┌──

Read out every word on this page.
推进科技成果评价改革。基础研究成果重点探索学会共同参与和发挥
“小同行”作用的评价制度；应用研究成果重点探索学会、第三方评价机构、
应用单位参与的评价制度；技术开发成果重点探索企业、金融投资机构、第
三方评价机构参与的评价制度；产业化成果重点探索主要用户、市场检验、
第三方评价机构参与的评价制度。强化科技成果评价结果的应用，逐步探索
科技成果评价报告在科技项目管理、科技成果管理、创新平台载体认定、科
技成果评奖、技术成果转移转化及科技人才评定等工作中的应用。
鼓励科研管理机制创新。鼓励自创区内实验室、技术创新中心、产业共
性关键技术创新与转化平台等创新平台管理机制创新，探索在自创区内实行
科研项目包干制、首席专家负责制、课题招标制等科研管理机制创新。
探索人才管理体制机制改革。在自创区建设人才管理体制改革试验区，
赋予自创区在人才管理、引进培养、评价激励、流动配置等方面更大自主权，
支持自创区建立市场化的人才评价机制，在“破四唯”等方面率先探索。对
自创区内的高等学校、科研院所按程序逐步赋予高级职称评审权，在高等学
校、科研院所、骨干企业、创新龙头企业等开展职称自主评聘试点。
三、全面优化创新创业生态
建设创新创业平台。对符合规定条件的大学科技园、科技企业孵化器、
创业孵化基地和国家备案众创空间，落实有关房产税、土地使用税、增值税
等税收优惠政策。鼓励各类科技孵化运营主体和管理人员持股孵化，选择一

└──

Exercise requirements.
Nothing should be left out: repeat all of the data exactly.

Complete output.
Read out every word on this page.
推进科技成果评价改革。基础研究成果重点探索学会共同参与和发挥
“小同行”作用的评价制度；应用研究成果重点探索学会、第三方评价机构、
应用单位参与的评价制度；技术开发成果重点探索企业、金融投资机构、第
三方评价机构参与的评价制度；产业化成果重点探索主要用户、市场检验、
第三方评价机构参与的评价制度。强化科技成果评价结果的应用，逐步探索
科技成果评价报告在科技项目管理、科技成果管理、创新平台载体认定、科
技成果评奖、技术成果转移转化及科技人才评定等工作中的应用。
鼓励科研管理机制创新。鼓励自创区内实验室、技术创新中心、产业共
性关键技术创新与转化平台等创新平台管理机制创新，探索在自创区内实行
科研项目包干制、首席专家负责制、课题招标制等科研管理机制创新。
探索人才管理体制机制改革。在自创区建设人才管理体制改革试验区，
赋予自创区在人才管理、引进培养、评价激励、流动配置等方面更大自主权，
支持自创区建立市场化的人才评价机制，在“破四唯”等方面率先探索。对
自创区内的高等学校、科研院所按程序逐步赋予高级职称评审权，在高等学
校、科研院所、骨干企业、创新龙头企业等开展职称自主评聘试点。
三、全面优化创新创业生态
建设创新创业平台。对符合规定条件的大学科技园、科技企业孵化器、
创业孵化基地和国家备案众创空间，落实有关房产税、土地使用税、增值税
等税收优惠政策。鼓励各类科技孵化运营主体和管理人员持股孵化，选择一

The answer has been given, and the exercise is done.